[Bounding box entries]
+ + +

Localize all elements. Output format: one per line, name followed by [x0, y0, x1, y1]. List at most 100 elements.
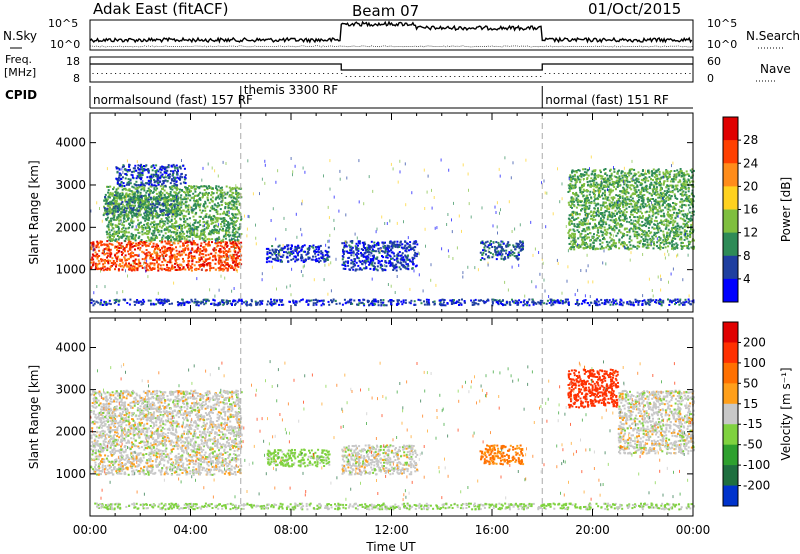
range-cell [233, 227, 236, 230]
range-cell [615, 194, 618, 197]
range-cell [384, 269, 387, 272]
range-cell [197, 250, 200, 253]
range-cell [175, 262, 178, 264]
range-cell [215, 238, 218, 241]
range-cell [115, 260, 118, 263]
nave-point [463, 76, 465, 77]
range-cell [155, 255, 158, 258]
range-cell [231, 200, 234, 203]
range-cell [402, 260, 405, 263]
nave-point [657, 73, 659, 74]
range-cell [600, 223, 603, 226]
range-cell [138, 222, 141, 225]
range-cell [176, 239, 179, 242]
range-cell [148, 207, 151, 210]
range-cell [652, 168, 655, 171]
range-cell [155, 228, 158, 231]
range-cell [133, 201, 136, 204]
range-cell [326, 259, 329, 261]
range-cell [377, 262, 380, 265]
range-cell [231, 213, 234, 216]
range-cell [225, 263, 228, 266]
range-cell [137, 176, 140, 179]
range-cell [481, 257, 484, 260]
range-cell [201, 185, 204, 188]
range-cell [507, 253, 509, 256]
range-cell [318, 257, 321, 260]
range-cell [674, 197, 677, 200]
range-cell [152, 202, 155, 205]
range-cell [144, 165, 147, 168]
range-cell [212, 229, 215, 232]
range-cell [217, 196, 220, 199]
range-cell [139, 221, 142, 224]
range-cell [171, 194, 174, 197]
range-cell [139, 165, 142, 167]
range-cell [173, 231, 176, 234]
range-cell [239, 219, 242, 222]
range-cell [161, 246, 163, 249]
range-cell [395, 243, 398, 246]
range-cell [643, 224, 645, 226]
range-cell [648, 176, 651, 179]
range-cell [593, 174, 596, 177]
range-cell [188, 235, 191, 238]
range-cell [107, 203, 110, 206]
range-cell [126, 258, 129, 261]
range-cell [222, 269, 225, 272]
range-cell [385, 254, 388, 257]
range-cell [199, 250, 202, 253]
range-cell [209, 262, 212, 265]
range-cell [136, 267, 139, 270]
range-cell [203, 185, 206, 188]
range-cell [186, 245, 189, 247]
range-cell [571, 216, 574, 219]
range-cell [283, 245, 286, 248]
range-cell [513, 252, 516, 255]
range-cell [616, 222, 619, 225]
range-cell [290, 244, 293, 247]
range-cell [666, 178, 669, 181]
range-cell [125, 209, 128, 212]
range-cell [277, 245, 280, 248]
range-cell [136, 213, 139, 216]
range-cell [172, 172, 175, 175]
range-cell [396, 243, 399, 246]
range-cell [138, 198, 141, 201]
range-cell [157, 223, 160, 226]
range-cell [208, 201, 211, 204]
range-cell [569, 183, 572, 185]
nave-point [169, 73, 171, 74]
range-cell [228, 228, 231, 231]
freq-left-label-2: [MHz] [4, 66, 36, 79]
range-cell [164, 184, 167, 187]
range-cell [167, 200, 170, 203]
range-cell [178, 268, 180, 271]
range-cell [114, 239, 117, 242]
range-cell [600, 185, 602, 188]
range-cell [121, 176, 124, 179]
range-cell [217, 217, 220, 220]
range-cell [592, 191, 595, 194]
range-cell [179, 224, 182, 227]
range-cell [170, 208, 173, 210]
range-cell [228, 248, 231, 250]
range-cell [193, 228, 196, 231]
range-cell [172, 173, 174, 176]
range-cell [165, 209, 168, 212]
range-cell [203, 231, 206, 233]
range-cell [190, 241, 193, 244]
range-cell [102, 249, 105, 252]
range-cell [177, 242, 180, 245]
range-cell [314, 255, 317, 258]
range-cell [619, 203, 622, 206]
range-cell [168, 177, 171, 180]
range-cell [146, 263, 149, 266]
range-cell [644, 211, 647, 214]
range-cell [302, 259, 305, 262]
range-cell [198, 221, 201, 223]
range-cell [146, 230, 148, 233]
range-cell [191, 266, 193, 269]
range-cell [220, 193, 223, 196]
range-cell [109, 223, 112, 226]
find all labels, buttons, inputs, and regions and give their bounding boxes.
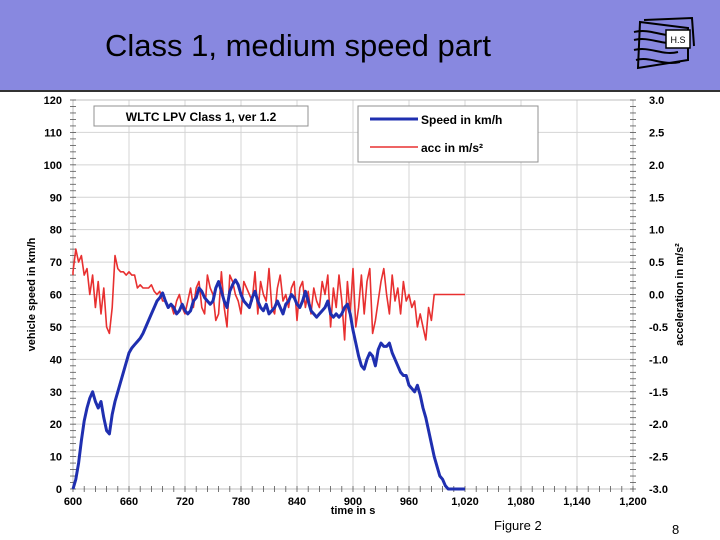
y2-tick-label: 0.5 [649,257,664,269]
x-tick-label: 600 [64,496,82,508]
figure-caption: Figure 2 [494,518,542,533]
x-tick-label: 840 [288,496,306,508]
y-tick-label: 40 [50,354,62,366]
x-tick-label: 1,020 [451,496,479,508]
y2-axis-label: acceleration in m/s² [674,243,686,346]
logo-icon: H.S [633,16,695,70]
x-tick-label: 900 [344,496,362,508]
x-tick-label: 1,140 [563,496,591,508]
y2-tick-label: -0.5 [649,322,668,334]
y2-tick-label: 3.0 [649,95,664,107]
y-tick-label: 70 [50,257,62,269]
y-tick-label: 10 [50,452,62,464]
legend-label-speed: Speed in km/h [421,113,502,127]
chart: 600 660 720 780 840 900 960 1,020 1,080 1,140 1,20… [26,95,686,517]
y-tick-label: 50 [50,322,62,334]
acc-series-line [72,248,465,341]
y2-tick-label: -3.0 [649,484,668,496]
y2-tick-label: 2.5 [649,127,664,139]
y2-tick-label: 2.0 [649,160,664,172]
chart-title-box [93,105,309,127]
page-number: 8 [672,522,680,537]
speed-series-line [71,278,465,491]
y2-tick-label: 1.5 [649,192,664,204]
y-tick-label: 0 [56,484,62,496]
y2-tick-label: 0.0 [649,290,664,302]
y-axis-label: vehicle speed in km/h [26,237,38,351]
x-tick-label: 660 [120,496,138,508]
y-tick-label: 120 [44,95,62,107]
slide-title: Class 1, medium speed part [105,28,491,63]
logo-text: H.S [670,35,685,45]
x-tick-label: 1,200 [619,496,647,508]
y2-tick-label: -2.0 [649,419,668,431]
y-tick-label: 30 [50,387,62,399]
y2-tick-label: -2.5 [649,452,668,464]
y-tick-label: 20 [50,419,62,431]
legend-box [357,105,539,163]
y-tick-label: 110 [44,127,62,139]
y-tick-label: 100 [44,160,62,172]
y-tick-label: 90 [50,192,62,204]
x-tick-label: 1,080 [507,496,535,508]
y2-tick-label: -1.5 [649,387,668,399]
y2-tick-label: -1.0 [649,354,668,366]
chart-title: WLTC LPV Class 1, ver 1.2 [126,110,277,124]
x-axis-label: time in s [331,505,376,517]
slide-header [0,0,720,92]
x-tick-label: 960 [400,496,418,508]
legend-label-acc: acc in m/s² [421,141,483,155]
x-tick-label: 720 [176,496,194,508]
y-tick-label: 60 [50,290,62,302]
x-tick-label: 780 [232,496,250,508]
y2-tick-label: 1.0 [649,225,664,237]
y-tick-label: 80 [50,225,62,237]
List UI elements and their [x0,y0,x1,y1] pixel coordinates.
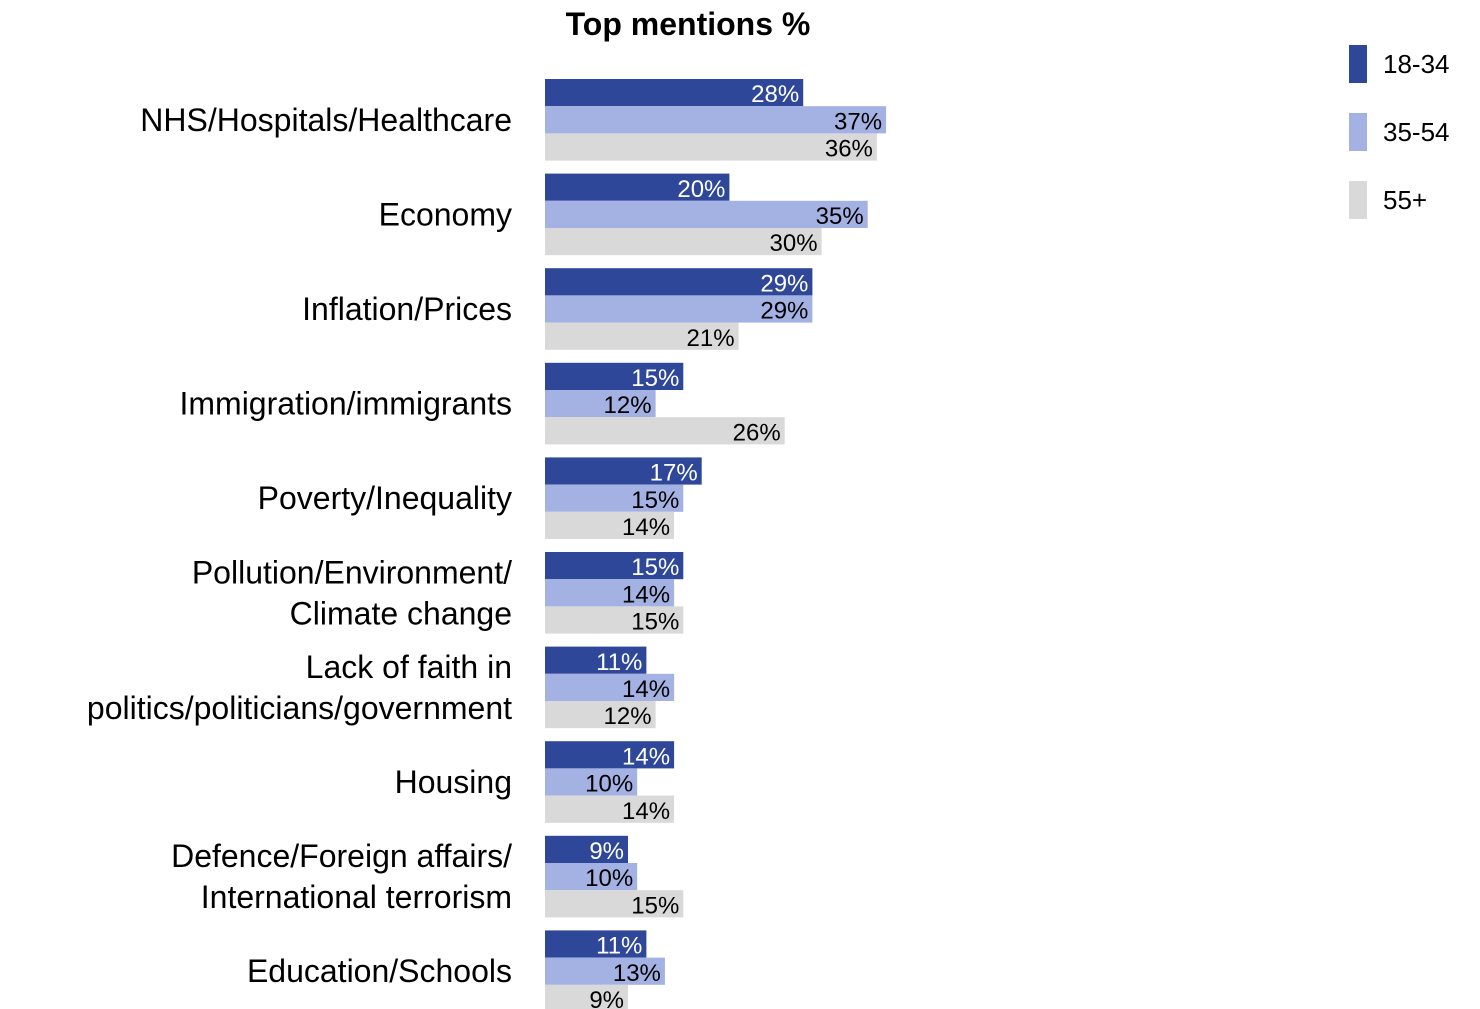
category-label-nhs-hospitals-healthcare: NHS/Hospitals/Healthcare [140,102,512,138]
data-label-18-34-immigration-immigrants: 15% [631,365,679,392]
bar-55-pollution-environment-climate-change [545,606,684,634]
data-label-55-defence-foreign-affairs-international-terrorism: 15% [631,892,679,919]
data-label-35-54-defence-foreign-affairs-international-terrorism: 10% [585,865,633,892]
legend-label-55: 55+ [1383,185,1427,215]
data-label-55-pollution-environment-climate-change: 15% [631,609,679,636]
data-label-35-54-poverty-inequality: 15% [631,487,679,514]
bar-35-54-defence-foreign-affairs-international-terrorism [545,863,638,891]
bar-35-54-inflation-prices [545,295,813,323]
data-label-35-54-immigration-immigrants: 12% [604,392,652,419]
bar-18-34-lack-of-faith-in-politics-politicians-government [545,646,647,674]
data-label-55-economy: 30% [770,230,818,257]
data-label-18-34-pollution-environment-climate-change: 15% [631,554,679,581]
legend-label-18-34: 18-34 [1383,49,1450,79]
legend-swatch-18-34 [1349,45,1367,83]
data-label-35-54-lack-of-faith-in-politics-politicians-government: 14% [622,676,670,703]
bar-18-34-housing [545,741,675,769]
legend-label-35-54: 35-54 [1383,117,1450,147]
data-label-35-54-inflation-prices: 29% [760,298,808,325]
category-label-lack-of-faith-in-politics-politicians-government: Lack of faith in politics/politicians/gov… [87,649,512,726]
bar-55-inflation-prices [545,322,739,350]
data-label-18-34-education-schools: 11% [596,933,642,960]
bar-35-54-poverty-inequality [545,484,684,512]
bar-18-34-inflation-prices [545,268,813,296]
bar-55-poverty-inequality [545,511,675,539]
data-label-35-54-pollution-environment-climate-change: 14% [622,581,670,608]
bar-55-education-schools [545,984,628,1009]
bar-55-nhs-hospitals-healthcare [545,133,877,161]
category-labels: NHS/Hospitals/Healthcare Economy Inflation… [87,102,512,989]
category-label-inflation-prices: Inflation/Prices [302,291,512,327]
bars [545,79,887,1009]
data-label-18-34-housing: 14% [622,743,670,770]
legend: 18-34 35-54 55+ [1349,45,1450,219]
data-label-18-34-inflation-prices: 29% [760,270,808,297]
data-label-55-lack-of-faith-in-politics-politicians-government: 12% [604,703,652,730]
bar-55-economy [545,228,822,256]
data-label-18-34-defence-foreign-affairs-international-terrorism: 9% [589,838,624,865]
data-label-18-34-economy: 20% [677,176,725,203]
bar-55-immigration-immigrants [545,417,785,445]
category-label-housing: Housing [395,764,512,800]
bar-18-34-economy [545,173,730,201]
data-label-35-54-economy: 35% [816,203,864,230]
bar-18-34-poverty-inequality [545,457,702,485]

+ + +

WHAT IS ASKED:
Give as a JSON list of strings, one per line and skipping blank lines, the data starting with the line that contains "y2-tick-label: 0.5 [649,257,664,269]" and going on through the line that contains "y-tick-label: 80 [50,225,62,237]".

RESPONSE TO THIS EXERCISE:
[
  "y2-tick-label: 0.5 [649,257,664,269]",
  "x-tick-label: 600 [64,496,82,508]",
  "figure-caption: Figure 2 [494,518,542,533]",
  "x-tick-label: 840 [288,496,306,508]",
  "y-tick-label: 40 [50,354,62,366]",
  "x-tick-label: 1,020 [451,496,479,508]",
  "y2-axis-label: acceleration in m/s² [674,243,686,346]",
  "logo-icon: H.S [633,16,695,70]",
  "x-tick-label: 900 [344,496,362,508]",
  "x-tick-label: 1,140 [563,496,591,508]",
  "y2-tick-label: -0.5 [649,322,668,334]",
  "y2-tick-label: 3.0 [649,95,664,107]",
  "y-tick-label: 70 [50,257,62,269]",
  "y-tick-label: 10 [50,452,62,464]",
  "legend-label-speed: Speed in km/h [421,113,502,127]",
  "chart: 600 660 720 780 840 900 960 1,020 1,080 1,140 1,20… [26,95,686,517]",
  "y-tick-label: 50 [50,322,62,334]",
  "acc-series-line [72,248,465,341]",
  "y2-tick-label: -3.0 [649,484,668,496]",
  "y2-tick-label: 2.5 [649,127,664,139]",
  "y2-tick-label: 2.0 [649,160,664,172]",
  "chart-title-box [93,105,309,127]",
  "page-number: 8 [672,522,680,537]",
  "speed-series-line [71,278,465,491]",
  "y2-tick-label: 1.5 [649,192,664,204]",
  "y-tick-label: 0 [56,484,62,496]",
  "y2-tick-label: 0.0 [649,290,664,302]",
  "y-axis-label: vehicle speed in km/h [26,237,38,351]",
  "x-tick-label: 660 [120,496,138,508]",
  "y-tick-label: 120 [44,95,62,107]",
  "slide-title: Class 1, medium speed part [105,28,491,63]",
  "logo-text: H.S [670,35,685,45]",
  "x-tick-label: 1,200 [619,496,647,508]",
  "y2-tick-label: -2.0 [649,419,668,431]",
  "y-tick-label: 30 [50,387,62,399]",
  "y2-tick-label: -2.5 [649,452,668,464]",
  "y-tick-label: 20 [50,419,62,431]",
  "legend-box [357,105,539,163]",
  "y-tick-label: 110 [44,127,62,139]",
  "y-tick-label: 100 [44,160,62,172]",
  "y-tick-label: 90 [50,192,62,204]",
  "x-tick-label: 1,080 [507,496,535,508]",
  "y2-tick-label: -1.5 [649,387,668,399]",
  "y2-tick-label: -1.0 [649,354,668,366]",
  "chart-title: WLTC LPV Class 1, ver 1.2 [126,110,277,124]",
  "x-axis-label: time in s [331,505,376,517]",
  "slide-header [0,0,720,92]",
  "x-tick-label: 960 [400,496,418,508]",
  "legend-label-acc: acc in m/s² [421,141,483,155]",
  "x-tick-label: 720 [176,496,194,508]",
  "y-tick-label: 60 [50,290,62,302]",
  "x-tick-label: 780 [232,496,250,508]",
  "y2-tick-label: 1.0 [649,225,664,237]",
  "y-tick-label: 80 [50,225,62,237]"
]